◆ **Stated exercise**
Scan the entries below. List each line with "describe".

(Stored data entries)
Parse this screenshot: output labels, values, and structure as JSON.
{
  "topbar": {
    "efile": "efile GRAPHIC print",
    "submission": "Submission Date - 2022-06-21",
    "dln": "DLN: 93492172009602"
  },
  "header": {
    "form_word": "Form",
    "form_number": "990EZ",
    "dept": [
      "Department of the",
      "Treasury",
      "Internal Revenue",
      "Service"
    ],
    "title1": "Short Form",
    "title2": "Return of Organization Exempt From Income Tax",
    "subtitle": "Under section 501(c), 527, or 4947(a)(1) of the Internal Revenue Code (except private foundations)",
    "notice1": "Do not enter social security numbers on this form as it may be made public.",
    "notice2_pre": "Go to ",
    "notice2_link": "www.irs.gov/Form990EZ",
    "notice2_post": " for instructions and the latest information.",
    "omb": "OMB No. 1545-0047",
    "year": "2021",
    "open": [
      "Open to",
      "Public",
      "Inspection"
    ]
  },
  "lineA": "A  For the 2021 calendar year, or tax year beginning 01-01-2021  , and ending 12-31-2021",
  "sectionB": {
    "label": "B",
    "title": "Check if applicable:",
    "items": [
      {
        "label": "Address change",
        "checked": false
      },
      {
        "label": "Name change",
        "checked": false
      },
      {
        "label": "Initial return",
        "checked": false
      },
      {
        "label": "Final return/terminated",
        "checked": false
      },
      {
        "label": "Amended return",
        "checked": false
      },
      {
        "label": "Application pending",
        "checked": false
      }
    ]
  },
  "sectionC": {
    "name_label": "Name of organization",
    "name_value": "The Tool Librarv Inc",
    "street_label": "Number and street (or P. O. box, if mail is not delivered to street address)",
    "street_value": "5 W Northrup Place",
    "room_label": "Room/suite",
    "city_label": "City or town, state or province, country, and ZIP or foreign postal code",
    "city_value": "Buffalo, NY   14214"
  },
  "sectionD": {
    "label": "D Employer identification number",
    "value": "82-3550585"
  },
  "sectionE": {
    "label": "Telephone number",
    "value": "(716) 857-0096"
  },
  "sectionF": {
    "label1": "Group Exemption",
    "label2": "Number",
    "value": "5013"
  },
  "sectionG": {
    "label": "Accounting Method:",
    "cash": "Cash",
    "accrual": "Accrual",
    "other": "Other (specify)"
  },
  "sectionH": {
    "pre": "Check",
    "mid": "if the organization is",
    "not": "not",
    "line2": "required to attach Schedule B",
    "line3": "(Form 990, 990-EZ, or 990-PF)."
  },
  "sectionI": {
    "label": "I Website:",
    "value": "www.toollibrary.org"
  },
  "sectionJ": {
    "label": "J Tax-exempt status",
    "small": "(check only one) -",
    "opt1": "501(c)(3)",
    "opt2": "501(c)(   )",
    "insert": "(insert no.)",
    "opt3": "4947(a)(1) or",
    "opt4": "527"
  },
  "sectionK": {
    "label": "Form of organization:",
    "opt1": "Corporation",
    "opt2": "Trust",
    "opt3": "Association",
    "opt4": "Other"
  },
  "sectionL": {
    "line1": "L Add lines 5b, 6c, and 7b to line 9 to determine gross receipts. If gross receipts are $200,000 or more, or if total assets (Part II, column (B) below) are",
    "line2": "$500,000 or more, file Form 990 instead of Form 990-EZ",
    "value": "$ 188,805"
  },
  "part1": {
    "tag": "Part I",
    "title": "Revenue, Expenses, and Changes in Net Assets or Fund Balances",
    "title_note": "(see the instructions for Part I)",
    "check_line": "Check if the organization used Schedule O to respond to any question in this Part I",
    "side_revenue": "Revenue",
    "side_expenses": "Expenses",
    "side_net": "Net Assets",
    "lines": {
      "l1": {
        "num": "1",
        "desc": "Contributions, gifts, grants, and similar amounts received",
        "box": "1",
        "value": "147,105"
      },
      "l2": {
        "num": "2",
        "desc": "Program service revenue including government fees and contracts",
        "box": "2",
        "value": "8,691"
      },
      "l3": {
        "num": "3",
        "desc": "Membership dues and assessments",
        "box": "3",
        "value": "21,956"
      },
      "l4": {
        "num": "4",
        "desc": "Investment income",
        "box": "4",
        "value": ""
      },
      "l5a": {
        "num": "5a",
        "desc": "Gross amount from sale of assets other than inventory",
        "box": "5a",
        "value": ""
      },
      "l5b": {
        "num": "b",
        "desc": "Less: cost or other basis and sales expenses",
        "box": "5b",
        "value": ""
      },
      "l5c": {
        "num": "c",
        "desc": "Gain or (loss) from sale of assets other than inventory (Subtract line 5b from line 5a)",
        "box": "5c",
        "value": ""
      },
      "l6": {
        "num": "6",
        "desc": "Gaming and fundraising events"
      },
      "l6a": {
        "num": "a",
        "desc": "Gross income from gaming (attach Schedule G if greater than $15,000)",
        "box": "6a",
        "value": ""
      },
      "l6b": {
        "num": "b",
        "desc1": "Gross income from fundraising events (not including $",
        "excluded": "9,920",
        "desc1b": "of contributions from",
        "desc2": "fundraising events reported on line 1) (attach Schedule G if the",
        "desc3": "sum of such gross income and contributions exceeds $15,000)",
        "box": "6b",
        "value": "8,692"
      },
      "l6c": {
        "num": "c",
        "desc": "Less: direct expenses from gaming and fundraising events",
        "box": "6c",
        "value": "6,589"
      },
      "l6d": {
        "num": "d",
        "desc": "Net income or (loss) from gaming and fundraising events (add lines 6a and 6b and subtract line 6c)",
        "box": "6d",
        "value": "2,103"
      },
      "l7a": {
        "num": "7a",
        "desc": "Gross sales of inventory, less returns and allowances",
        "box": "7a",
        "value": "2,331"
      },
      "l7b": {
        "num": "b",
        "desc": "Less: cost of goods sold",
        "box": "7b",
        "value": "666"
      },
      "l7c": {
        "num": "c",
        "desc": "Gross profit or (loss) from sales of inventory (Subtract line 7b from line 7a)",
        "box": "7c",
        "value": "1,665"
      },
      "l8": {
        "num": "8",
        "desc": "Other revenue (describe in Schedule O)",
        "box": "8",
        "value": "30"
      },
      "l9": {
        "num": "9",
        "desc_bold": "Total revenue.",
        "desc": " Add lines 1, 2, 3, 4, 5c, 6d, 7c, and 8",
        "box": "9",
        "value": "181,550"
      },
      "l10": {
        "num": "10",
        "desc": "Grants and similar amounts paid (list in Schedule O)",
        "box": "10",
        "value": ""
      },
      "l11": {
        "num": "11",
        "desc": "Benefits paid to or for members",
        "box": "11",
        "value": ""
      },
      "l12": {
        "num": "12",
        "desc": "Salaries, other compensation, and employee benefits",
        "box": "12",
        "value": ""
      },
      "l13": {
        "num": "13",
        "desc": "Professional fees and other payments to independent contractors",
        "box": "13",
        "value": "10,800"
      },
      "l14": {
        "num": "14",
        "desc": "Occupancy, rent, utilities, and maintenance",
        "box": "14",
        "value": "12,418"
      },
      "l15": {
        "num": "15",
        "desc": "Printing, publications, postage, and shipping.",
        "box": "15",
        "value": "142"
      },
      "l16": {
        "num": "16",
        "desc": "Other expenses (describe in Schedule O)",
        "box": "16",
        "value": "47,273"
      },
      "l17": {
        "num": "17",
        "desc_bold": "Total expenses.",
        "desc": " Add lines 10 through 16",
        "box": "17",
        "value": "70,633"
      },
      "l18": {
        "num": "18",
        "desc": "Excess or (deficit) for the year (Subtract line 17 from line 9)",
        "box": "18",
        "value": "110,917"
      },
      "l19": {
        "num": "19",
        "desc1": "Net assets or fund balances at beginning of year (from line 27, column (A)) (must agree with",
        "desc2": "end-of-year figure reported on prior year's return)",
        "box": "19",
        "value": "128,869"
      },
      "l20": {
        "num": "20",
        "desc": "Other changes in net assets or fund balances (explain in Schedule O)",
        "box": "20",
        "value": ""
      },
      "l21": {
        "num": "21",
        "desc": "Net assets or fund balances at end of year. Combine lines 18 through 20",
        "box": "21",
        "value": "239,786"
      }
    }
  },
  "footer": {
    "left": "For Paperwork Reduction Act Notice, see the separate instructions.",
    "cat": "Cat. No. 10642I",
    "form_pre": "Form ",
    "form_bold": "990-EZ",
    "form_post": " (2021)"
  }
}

◆ **Result for this task**
        "desc": "Other revenue (describe in Schedule O)",
        "desc": "Other expenses (describe in Schedule O)",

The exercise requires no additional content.